_What to do_
Every entry below must be repeated exactly; skip the pictures.

_Material_
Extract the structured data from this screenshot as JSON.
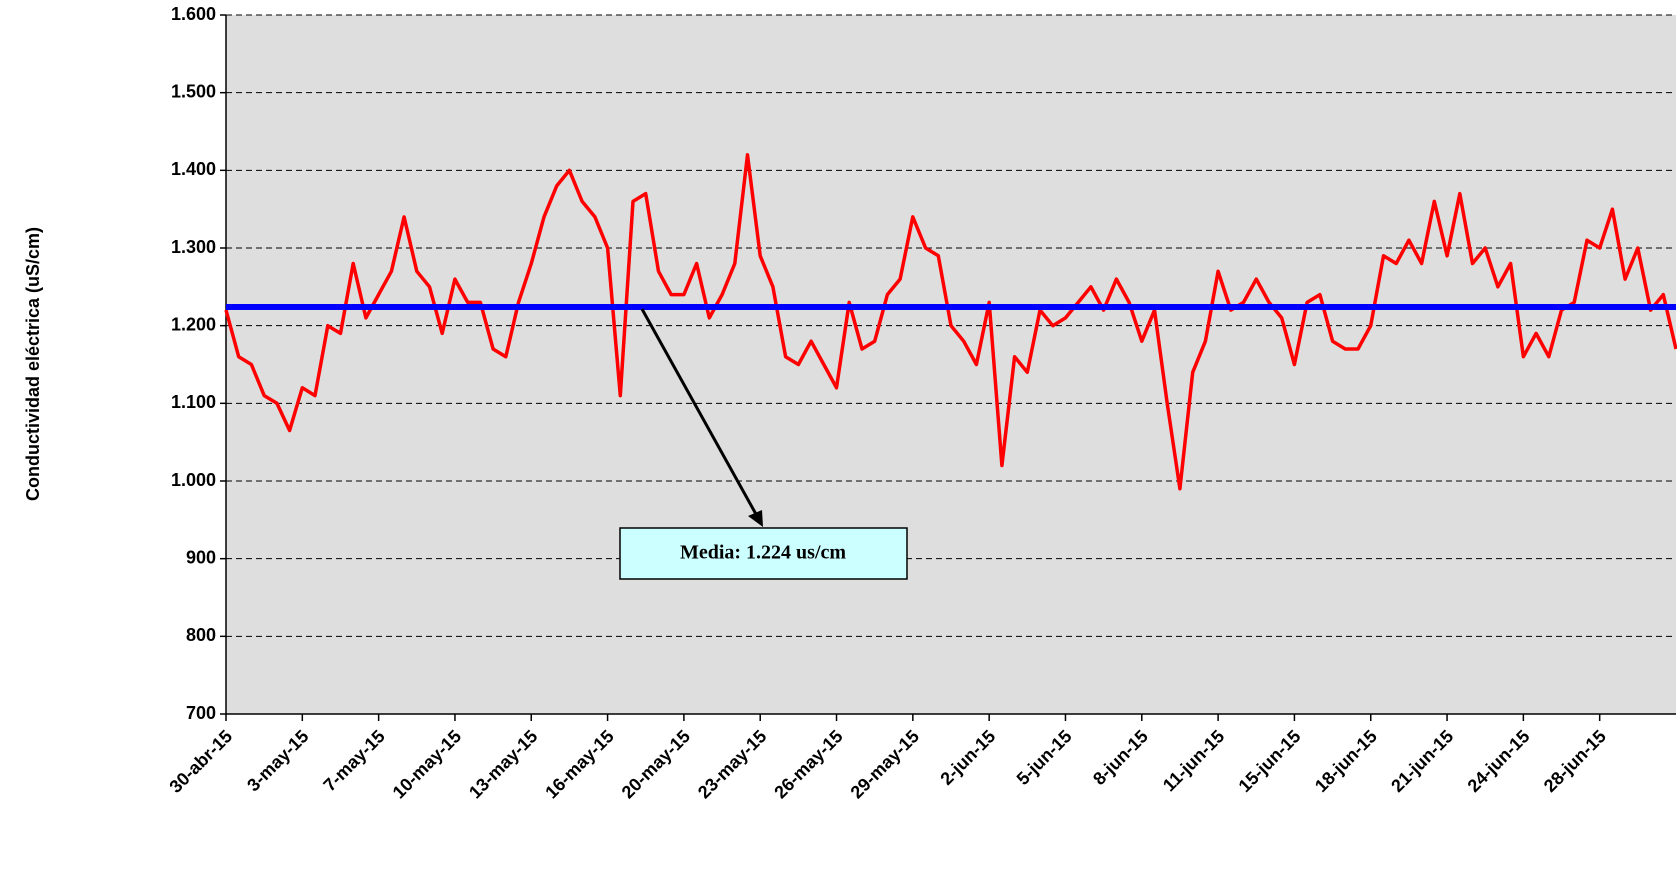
{
  "chart_data": {
    "type": "line",
    "y_axis_label": "Conductividad eléctrica (uS/cm)",
    "categories": [
      "30-abr-15",
      null,
      null,
      null,
      null,
      null,
      "3-may-15",
      null,
      null,
      null,
      null,
      null,
      "7-may-15",
      null,
      null,
      null,
      null,
      null,
      "10-may-15",
      null,
      null,
      null,
      null,
      null,
      "13-may-15",
      null,
      null,
      null,
      null,
      null,
      "16-may-15",
      null,
      null,
      null,
      null,
      null,
      "20-may-15",
      null,
      null,
      null,
      null,
      null,
      "23-may-15",
      null,
      null,
      null,
      null,
      null,
      "26-may-15",
      null,
      null,
      null,
      null,
      null,
      "29-may-15",
      null,
      null,
      null,
      null,
      null,
      "2-jun-15",
      null,
      null,
      null,
      null,
      null,
      "5-jun-15",
      null,
      null,
      null,
      null,
      null,
      "8-jun-15",
      null,
      null,
      null,
      null,
      null,
      "11-jun-15",
      null,
      null,
      null,
      null,
      null,
      "15-jun-15",
      null,
      null,
      null,
      null,
      null,
      "18-jun-15",
      null,
      null,
      null,
      null,
      null,
      "21-jun-15",
      null,
      null,
      null,
      null,
      null,
      "24-jun-15",
      null,
      null,
      null,
      null,
      null,
      "28-jun-15",
      null,
      null,
      null,
      null,
      null,
      null
    ],
    "values": [
      1220,
      1160,
      1150,
      1110,
      1100,
      1065,
      1120,
      1110,
      1200,
      1190,
      1280,
      1210,
      1240,
      1270,
      1340,
      1270,
      1250,
      1190,
      1260,
      1230,
      1230,
      1170,
      1160,
      1230,
      1280,
      1340,
      1380,
      1400,
      1360,
      1340,
      1300,
      1110,
      1360,
      1370,
      1270,
      1240,
      1240,
      1280,
      1210,
      1240,
      1280,
      1420,
      1290,
      1250,
      1160,
      1150,
      1180,
      1150,
      1120,
      1230,
      1170,
      1180,
      1240,
      1260,
      1340,
      1300,
      1290,
      1200,
      1180,
      1150,
      1230,
      1020,
      1160,
      1140,
      1220,
      1200,
      1210,
      1230,
      1250,
      1220,
      1260,
      1230,
      1180,
      1220,
      1100,
      990,
      1140,
      1180,
      1270,
      1220,
      1230,
      1260,
      1230,
      1210,
      1150,
      1230,
      1240,
      1180,
      1170,
      1170,
      1200,
      1290,
      1280,
      1310,
      1280,
      1360,
      1290,
      1370,
      1280,
      1300,
      1250,
      1280,
      1160,
      1190,
      1160,
      1220,
      1230,
      1310,
      1300,
      1350,
      1260,
      1300,
      1220,
      1240,
      1170
    ],
    "color": "#ff0000",
    "mean_line": {
      "value": 1224,
      "color": "#0000ff",
      "label": "Media: 1.224 us/cm"
    },
    "ylim": [
      700,
      1600
    ],
    "yticks": [
      700,
      800,
      900,
      {
        "value": 1000,
        "label": "1.000"
      },
      {
        "value": 1100,
        "label": "1.100"
      },
      {
        "value": 1200,
        "label": "1.200"
      },
      {
        "value": 1300,
        "label": "1.300"
      },
      {
        "value": 1400,
        "label": "1.400"
      },
      {
        "value": 1500,
        "label": "1.500"
      },
      {
        "value": 1600,
        "label": "1.600"
      }
    ],
    "grid": true,
    "plot_background": "#dedede"
  }
}
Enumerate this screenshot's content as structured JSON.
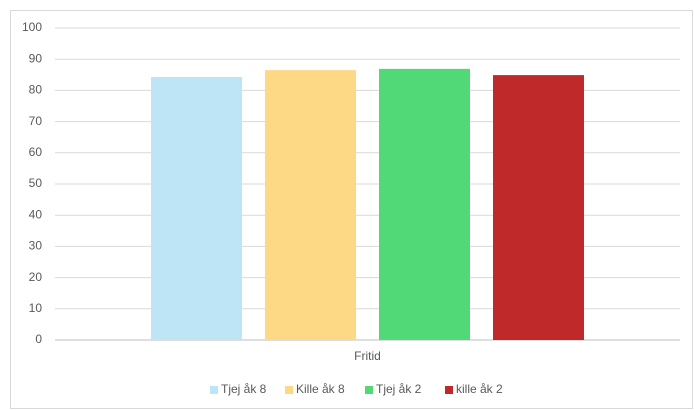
{
  "chart_data": {
    "type": "bar",
    "categories": [
      "Fritid"
    ],
    "series": [
      {
        "name": "Tjej åk 8",
        "color": "#bde5f5",
        "values": [
          84.3
        ]
      },
      {
        "name": "Kille åk 8",
        "color": "#fdd985",
        "values": [
          86.5
        ]
      },
      {
        "name": "Tjej åk 2",
        "color": "#52d977",
        "values": [
          86.9
        ]
      },
      {
        "name": "kille åk 2",
        "color": "#c0292a",
        "values": [
          84.9
        ]
      }
    ],
    "ylim": [
      0,
      100
    ],
    "yticks": [
      0,
      10,
      20,
      30,
      40,
      50,
      60,
      70,
      80,
      90,
      100
    ],
    "grid": true,
    "legend": "bottom"
  }
}
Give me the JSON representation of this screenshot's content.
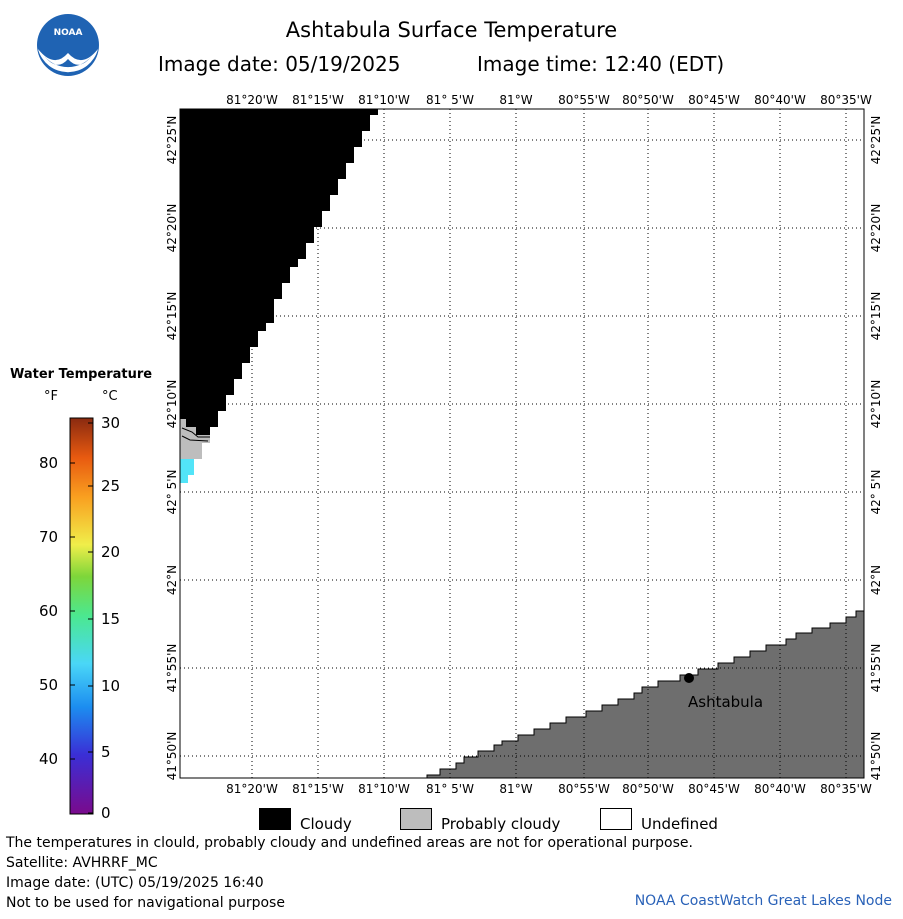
{
  "header": {
    "title": "Ashtabula Surface Temperature",
    "image_date": "Image date: 05/19/2025",
    "image_time": "Image time: 12:40 (EDT)"
  },
  "logo": {
    "text": "NOAA"
  },
  "map": {
    "lon_labels": [
      "81°20'W",
      "81°15'W",
      "81°10'W",
      "81° 5'W",
      "81°W",
      "80°55'W",
      "80°50'W",
      "80°45'W",
      "80°40'W",
      "80°35'W"
    ],
    "lat_labels": [
      "42°25'N",
      "42°20'N",
      "42°15'N",
      "42°10'N",
      "42° 5'N",
      "42°N",
      "41°55'N",
      "41°50'N"
    ],
    "place": {
      "name": "Ashtabula"
    }
  },
  "legend": {
    "title": "Water Temperature",
    "unit_f": "°F",
    "unit_c": "°C",
    "f_ticks": [
      "80",
      "70",
      "60",
      "50",
      "40"
    ],
    "c_ticks": [
      "30",
      "25",
      "20",
      "15",
      "10",
      "5",
      "0"
    ]
  },
  "key": {
    "cloudy": "Cloudy",
    "probably_cloudy": "Probably cloudy",
    "undefined": "Undefined"
  },
  "footer": {
    "disclaimer": "The temperatures in clould, probably cloudy and undefined areas are not for operational purpose.",
    "satellite": "Satellite: AVHRRF_MC",
    "utc_date": "Image date: (UTC) 05/19/2025  16:40",
    "nav_warning": "Not to be used for navigational purpose",
    "credit": "NOAA CoastWatch Great Lakes Node"
  },
  "colors": {
    "cloudy": "#000000",
    "probably_cloudy": "#bdbdbd",
    "land": "#6e6e6e",
    "undefined": "#ffffff",
    "water_sample": "#52e4f8",
    "credit": "#2a62b8"
  }
}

_Written answer_
Extract the structured data from this screenshot as JSON.
{
  "chart_data": {
    "type": "line",
    "y_axis_label": "Conductividad eléctrica (uS/cm)",
    "categories": [
      "30-abr-15",
      null,
      null,
      null,
      null,
      null,
      "3-may-15",
      null,
      null,
      null,
      null,
      null,
      "7-may-15",
      null,
      null,
      null,
      null,
      null,
      "10-may-15",
      null,
      null,
      null,
      null,
      null,
      "13-may-15",
      null,
      null,
      null,
      null,
      null,
      "16-may-15",
      null,
      null,
      null,
      null,
      null,
      "20-may-15",
      null,
      null,
      null,
      null,
      null,
      "23-may-15",
      null,
      null,
      null,
      null,
      null,
      "26-may-15",
      null,
      null,
      null,
      null,
      null,
      "29-may-15",
      null,
      null,
      null,
      null,
      null,
      "2-jun-15",
      null,
      null,
      null,
      null,
      null,
      "5-jun-15",
      null,
      null,
      null,
      null,
      null,
      "8-jun-15",
      null,
      null,
      null,
      null,
      null,
      "11-jun-15",
      null,
      null,
      null,
      null,
      null,
      "15-jun-15",
      null,
      null,
      null,
      null,
      null,
      "18-jun-15",
      null,
      null,
      null,
      null,
      null,
      "21-jun-15",
      null,
      null,
      null,
      null,
      null,
      "24-jun-15",
      null,
      null,
      null,
      null,
      null,
      "28-jun-15",
      null,
      null,
      null,
      null,
      null,
      null
    ],
    "values": [
      1220,
      1160,
      1150,
      1110,
      1100,
      1065,
      1120,
      1110,
      1200,
      1190,
      1280,
      1210,
      1240,
      1270,
      1340,
      1270,
      1250,
      1190,
      1260,
      1230,
      1230,
      1170,
      1160,
      1230,
      1280,
      1340,
      1380,
      1400,
      1360,
      1340,
      1300,
      1110,
      1360,
      1370,
      1270,
      1240,
      1240,
      1280,
      1210,
      1240,
      1280,
      1420,
      1290,
      1250,
      1160,
      1150,
      1180,
      1150,
      1120,
      1230,
      1170,
      1180,
      1240,
      1260,
      1340,
      1300,
      1290,
      1200,
      1180,
      1150,
      1230,
      1020,
      1160,
      1140,
      1220,
      1200,
      1210,
      1230,
      1250,
      1220,
      1260,
      1230,
      1180,
      1220,
      1100,
      990,
      1140,
      1180,
      1270,
      1220,
      1230,
      1260,
      1230,
      1210,
      1150,
      1230,
      1240,
      1180,
      1170,
      1170,
      1200,
      1290,
      1280,
      1310,
      1280,
      1360,
      1290,
      1370,
      1280,
      1300,
      1250,
      1280,
      1160,
      1190,
      1160,
      1220,
      1230,
      1310,
      1300,
      1350,
      1260,
      1300,
      1220,
      1240,
      1170
    ],
    "color": "#ff0000",
    "mean_line": {
      "value": 1224,
      "color": "#0000ff",
      "label": "Media: 1.224 us/cm"
    },
    "ylim": [
      700,
      1600
    ],
    "yticks": [
      700,
      800,
      900,
      {
        "value": 1000,
        "label": "1.000"
      },
      {
        "value": 1100,
        "label": "1.100"
      },
      {
        "value": 1200,
        "label": "1.200"
      },
      {
        "value": 1300,
        "label": "1.300"
      },
      {
        "value": 1400,
        "label": "1.400"
      },
      {
        "value": 1500,
        "label": "1.500"
      },
      {
        "value": 1600,
        "label": "1.600"
      }
    ],
    "grid": true,
    "plot_background": "#dedede"
  }
}
Enumerate this screenshot's content as structured JSON.
{
  "chart_data": {
    "type": "bar",
    "categories": [
      "Fritid"
    ],
    "series": [
      {
        "name": "Tjej åk 8",
        "color": "#bde5f5",
        "values": [
          84.3
        ]
      },
      {
        "name": "Kille åk 8",
        "color": "#fdd985",
        "values": [
          86.5
        ]
      },
      {
        "name": "Tjej åk 2",
        "color": "#52d977",
        "values": [
          86.9
        ]
      },
      {
        "name": "kille åk 2",
        "color": "#c0292a",
        "values": [
          84.9
        ]
      }
    ],
    "ylim": [
      0,
      100
    ],
    "yticks": [
      0,
      10,
      20,
      30,
      40,
      50,
      60,
      70,
      80,
      90,
      100
    ],
    "grid": true,
    "legend": "bottom"
  }
}
Give me the JSON representation of this screenshot's content.
{
  "header": {
    "title": "Ashtabula Surface Temperature",
    "image_date": "Image date: 05/19/2025",
    "image_time": "Image time: 12:40 (EDT)"
  },
  "logo": {
    "text": "NOAA"
  },
  "map": {
    "lon_labels": [
      "81°20'W",
      "81°15'W",
      "81°10'W",
      "81° 5'W",
      "81°W",
      "80°55'W",
      "80°50'W",
      "80°45'W",
      "80°40'W",
      "80°35'W"
    ],
    "lat_labels": [
      "42°25'N",
      "42°20'N",
      "42°15'N",
      "42°10'N",
      "42° 5'N",
      "42°N",
      "41°55'N",
      "41°50'N"
    ],
    "place": {
      "name": "Ashtabula"
    }
  },
  "legend": {
    "title": "Water Temperature",
    "unit_f": "°F",
    "unit_c": "°C",
    "f_ticks": [
      "80",
      "70",
      "60",
      "50",
      "40"
    ],
    "c_ticks": [
      "30",
      "25",
      "20",
      "15",
      "10",
      "5",
      "0"
    ]
  },
  "key": {
    "cloudy": "Cloudy",
    "probably_cloudy": "Probably cloudy",
    "undefined": "Undefined"
  },
  "footer": {
    "disclaimer": "The temperatures in clould, probably cloudy and undefined areas are not for operational purpose.",
    "satellite": "Satellite: AVHRRF_MC",
    "utc_date": "Image date: (UTC) 05/19/2025  16:40",
    "nav_warning": "Not to be used for navigational purpose",
    "credit": "NOAA CoastWatch Great Lakes Node"
  },
  "colors": {
    "cloudy": "#000000",
    "probably_cloudy": "#bdbdbd",
    "land": "#6e6e6e",
    "undefined": "#ffffff",
    "water_sample": "#52e4f8",
    "credit": "#2a62b8"
  }
}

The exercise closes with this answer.